# EXERCISE
Copy out each line exactly; pictures stay out of the copy.

# DATA RECORDS
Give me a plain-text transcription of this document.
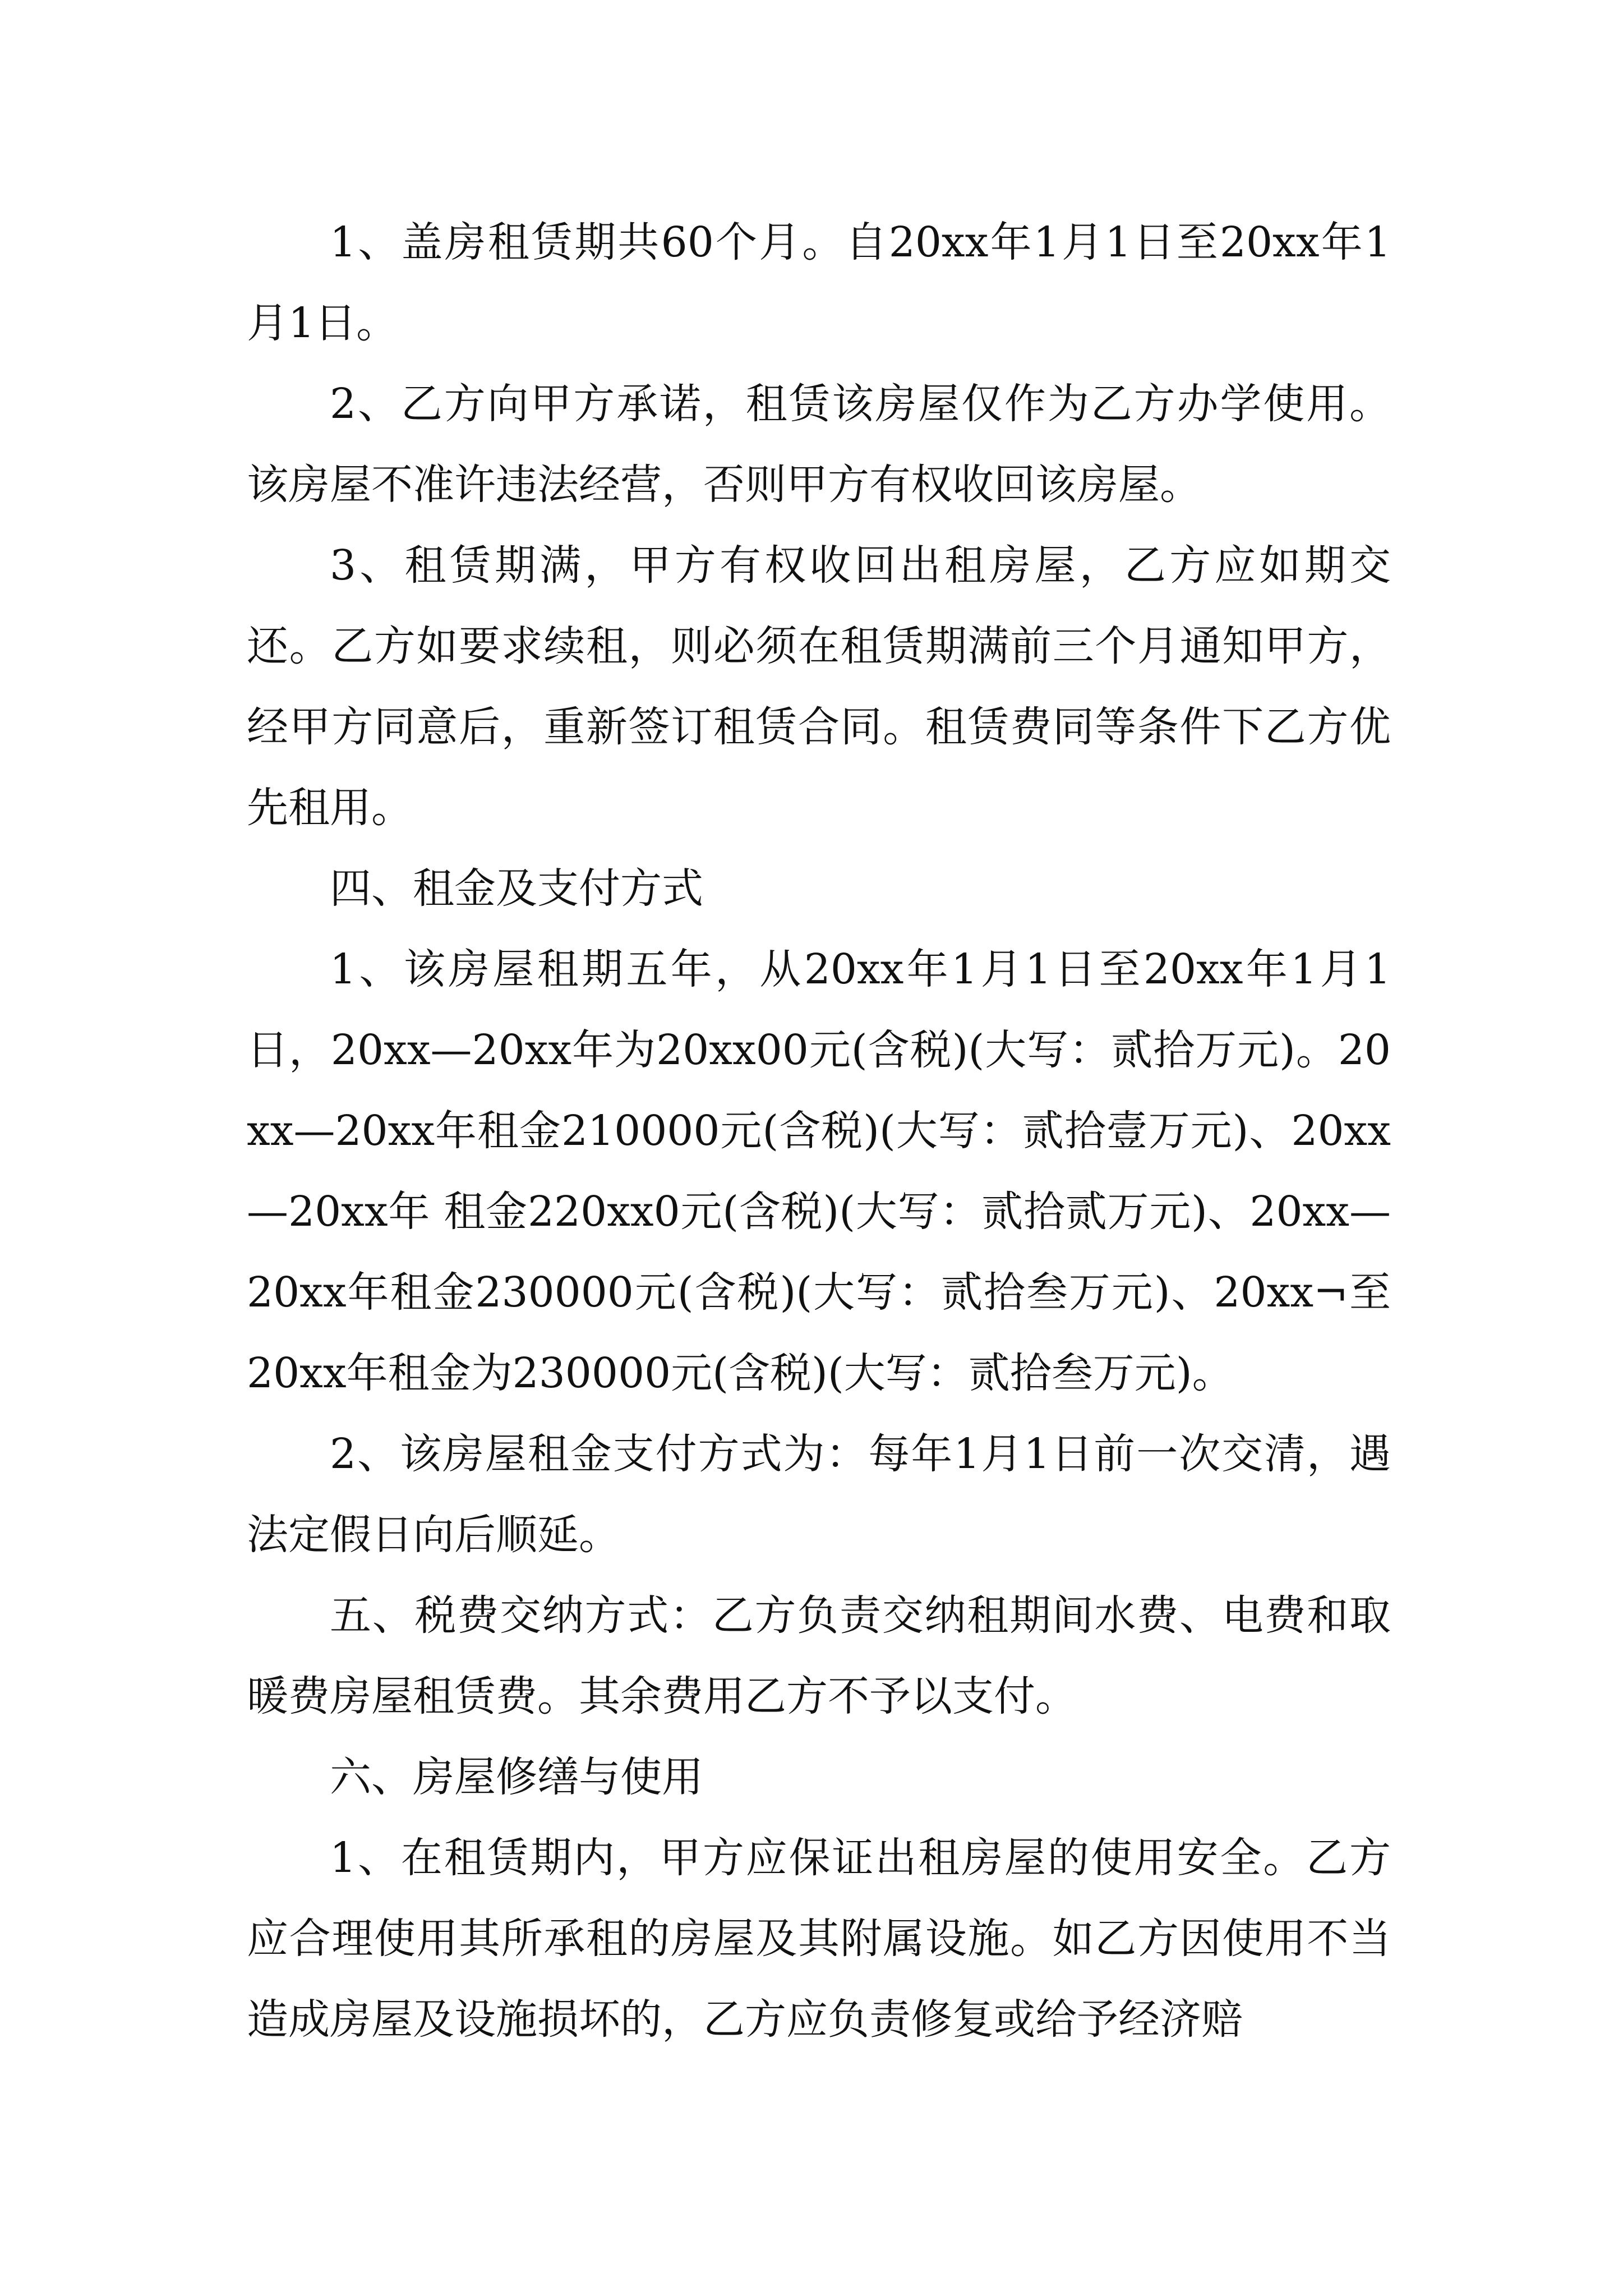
1、盖房租赁期共60个月。自20xx年1月1日至20xx年1月1日。

2、乙方向甲方承诺，租赁该房屋仅作为乙方办学使用。该房屋不准许违法经营，否则甲方有权收回该房屋。

3、租赁期满，甲方有权收回出租房屋，乙方应如期交还。乙方如要求续租，则必须在租赁期满前三个月通知甲方，经甲方同意后，重新签订租赁合同。租赁费同等条件下乙方优先租用。

四、租金及支付方式

1、该房屋租期五年，从20xx年1月1日至20xx年1月1日，20xx—20xx年为20xx00元(含税)(大写：贰拾万元)。20xx—20xx年租金210000元(含税)(大写：贰拾壹万元)、20xx—20xx年 租金220xx0元(含税)(大写：贰拾贰万元)、20xx—20xx年租金230000元(含税)(大写：贰拾叁万元)、20xx¬至20xx年租金为230000元(含税)(大写：贰拾叁万元)。

2、该房屋租金支付方式为：每年1月1日前一次交清，遇法定假日向后顺延。

五、税费交纳方式：乙方负责交纳租期间水费、电费和取暖费房屋租赁费。其余费用乙方不予以支付。

六、房屋修缮与使用

1、在租赁期内，甲方应保证出租房屋的使用安全。乙方应合理使用其所承租的房屋及其附属设施。如乙方因使用不当造成房屋及设施损坏的，乙方应负责修复或给予经济赔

# FULL RESPONSE
Give me a plain-text transcription of this document.
1、盖房租赁期共60个月。自20xx年1月1日至20xx年1月1日。

2、乙方向甲方承诺，租赁该房屋仅作为乙方办学使用。该房屋不准许违法经营，否则甲方有权收回该房屋。

3、租赁期满，甲方有权收回出租房屋，乙方应如期交还。乙方如要求续租，则必须在租赁期满前三个月通知甲方，经甲方同意后，重新签订租赁合同。租赁费同等条件下乙方优先租用。

四、租金及支付方式

1、该房屋租期五年，从20xx年1月1日至20xx年1月1日，20xx—20xx年为20xx00元(含税)(大写：贰拾万元)。20xx—20xx年租金210000元(含税)(大写：贰拾壹万元)、20xx—20xx年 租金220xx0元(含税)(大写：贰拾贰万元)、20xx—20xx年租金230000元(含税)(大写：贰拾叁万元)、20xx¬至20xx年租金为230000元(含税)(大写：贰拾叁万元)。

2、该房屋租金支付方式为：每年1月1日前一次交清，遇法定假日向后顺延。

五、税费交纳方式：乙方负责交纳租期间水费、电费和取暖费房屋租赁费。其余费用乙方不予以支付。

六、房屋修缮与使用

1、在租赁期内，甲方应保证出租房屋的使用安全。乙方应合理使用其所承租的房屋及其附属设施。如乙方因使用不当造成房屋及设施损坏的，乙方应负责修复或给予经济赔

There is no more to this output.